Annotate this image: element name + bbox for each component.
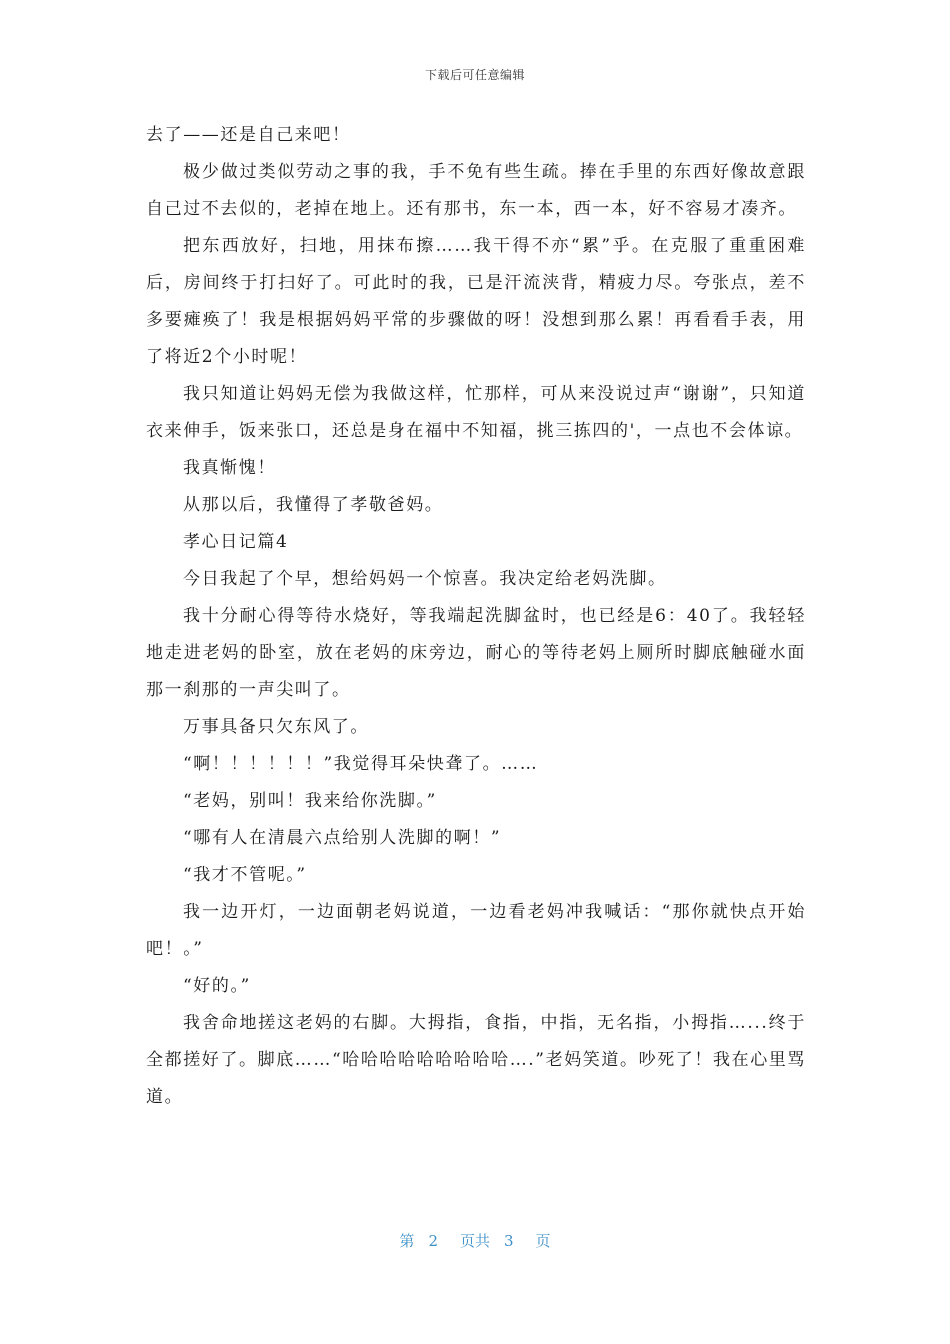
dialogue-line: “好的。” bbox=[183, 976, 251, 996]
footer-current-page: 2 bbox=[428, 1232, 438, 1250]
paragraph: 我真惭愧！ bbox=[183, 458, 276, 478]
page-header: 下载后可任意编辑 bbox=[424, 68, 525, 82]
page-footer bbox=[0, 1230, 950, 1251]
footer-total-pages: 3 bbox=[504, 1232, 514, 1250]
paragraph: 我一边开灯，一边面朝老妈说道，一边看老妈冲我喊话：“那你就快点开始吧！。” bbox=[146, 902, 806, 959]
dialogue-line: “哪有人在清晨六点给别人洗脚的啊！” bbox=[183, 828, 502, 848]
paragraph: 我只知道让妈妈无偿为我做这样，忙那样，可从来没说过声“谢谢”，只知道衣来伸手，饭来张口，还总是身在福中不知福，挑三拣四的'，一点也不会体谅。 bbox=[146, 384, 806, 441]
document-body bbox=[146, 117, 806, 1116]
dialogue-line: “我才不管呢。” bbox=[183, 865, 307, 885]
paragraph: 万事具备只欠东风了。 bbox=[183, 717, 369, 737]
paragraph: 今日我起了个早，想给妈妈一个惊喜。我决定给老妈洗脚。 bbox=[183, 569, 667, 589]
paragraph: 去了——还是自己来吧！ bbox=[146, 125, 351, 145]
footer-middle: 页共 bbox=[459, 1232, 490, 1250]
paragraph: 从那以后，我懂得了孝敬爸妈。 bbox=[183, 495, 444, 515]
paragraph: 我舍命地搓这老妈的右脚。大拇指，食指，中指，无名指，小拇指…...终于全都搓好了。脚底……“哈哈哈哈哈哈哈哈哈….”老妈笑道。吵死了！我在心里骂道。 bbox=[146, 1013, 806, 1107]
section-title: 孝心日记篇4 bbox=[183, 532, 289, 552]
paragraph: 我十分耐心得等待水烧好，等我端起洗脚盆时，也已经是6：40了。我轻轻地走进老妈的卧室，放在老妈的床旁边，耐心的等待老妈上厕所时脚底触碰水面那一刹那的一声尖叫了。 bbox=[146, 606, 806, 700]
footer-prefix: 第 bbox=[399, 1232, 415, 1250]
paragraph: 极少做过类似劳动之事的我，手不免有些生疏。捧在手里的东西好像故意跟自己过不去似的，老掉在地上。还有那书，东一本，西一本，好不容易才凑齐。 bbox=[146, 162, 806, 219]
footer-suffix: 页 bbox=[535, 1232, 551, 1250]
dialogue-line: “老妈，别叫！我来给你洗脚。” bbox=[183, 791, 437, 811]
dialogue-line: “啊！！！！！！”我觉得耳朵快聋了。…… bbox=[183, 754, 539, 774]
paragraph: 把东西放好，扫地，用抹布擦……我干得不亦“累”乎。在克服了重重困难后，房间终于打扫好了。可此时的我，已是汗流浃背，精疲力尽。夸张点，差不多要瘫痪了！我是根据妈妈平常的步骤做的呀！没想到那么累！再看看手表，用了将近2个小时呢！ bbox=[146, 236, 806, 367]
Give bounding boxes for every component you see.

## WHAT IS ASKED
Rename "dialogue-line" to "speech-line" throughout the material above and give it again with nothing else changed. Leave the pictures out.

## EXERCISE OUTPUT
Annotate this image: element name + bbox for each component.
speech-line: “好的。” bbox=[183, 976, 251, 996]
footer-current-page: 2 bbox=[428, 1232, 438, 1250]
paragraph: 我真惭愧！ bbox=[183, 458, 276, 478]
page-header: 下载后可任意编辑 bbox=[424, 68, 525, 82]
page-footer bbox=[0, 1230, 950, 1251]
footer-total-pages: 3 bbox=[504, 1232, 514, 1250]
paragraph: 我一边开灯，一边面朝老妈说道，一边看老妈冲我喊话：“那你就快点开始吧！。” bbox=[146, 902, 806, 959]
speech-line: “哪有人在清晨六点给别人洗脚的啊！” bbox=[183, 828, 502, 848]
paragraph: 我只知道让妈妈无偿为我做这样，忙那样，可从来没说过声“谢谢”，只知道衣来伸手，饭来张口，还总是身在福中不知福，挑三拣四的'，一点也不会体谅。 bbox=[146, 384, 806, 441]
document-body bbox=[146, 117, 806, 1116]
speech-line: “我才不管呢。” bbox=[183, 865, 307, 885]
paragraph: 万事具备只欠东风了。 bbox=[183, 717, 369, 737]
paragraph: 今日我起了个早，想给妈妈一个惊喜。我决定给老妈洗脚。 bbox=[183, 569, 667, 589]
paragraph: 去了——还是自己来吧！ bbox=[146, 125, 351, 145]
footer-middle: 页共 bbox=[459, 1232, 490, 1250]
paragraph: 从那以后，我懂得了孝敬爸妈。 bbox=[183, 495, 444, 515]
paragraph: 我舍命地搓这老妈的右脚。大拇指，食指，中指，无名指，小拇指…...终于全都搓好了。脚底……“哈哈哈哈哈哈哈哈哈….”老妈笑道。吵死了！我在心里骂道。 bbox=[146, 1013, 806, 1107]
section-title: 孝心日记篇4 bbox=[183, 532, 289, 552]
paragraph: 我十分耐心得等待水烧好，等我端起洗脚盆时，也已经是6：40了。我轻轻地走进老妈的卧室，放在老妈的床旁边，耐心的等待老妈上厕所时脚底触碰水面那一刹那的一声尖叫了。 bbox=[146, 606, 806, 700]
footer-prefix: 第 bbox=[399, 1232, 415, 1250]
paragraph: 极少做过类似劳动之事的我，手不免有些生疏。捧在手里的东西好像故意跟自己过不去似的，老掉在地上。还有那书，东一本，西一本，好不容易才凑齐。 bbox=[146, 162, 806, 219]
footer-suffix: 页 bbox=[535, 1232, 551, 1250]
speech-line: “老妈，别叫！我来给你洗脚。” bbox=[183, 791, 437, 811]
speech-line: “啊！！！！！！”我觉得耳朵快聋了。…… bbox=[183, 754, 539, 774]
paragraph: 把东西放好，扫地，用抹布擦……我干得不亦“累”乎。在克服了重重困难后，房间终于打扫好了。可此时的我，已是汗流浃背，精疲力尽。夸张点，差不多要瘫痪了！我是根据妈妈平常的步骤做的呀！没想到那么累！再看看手表，用了将近2个小时呢！ bbox=[146, 236, 806, 367]
Give bounding boxes for every component you see.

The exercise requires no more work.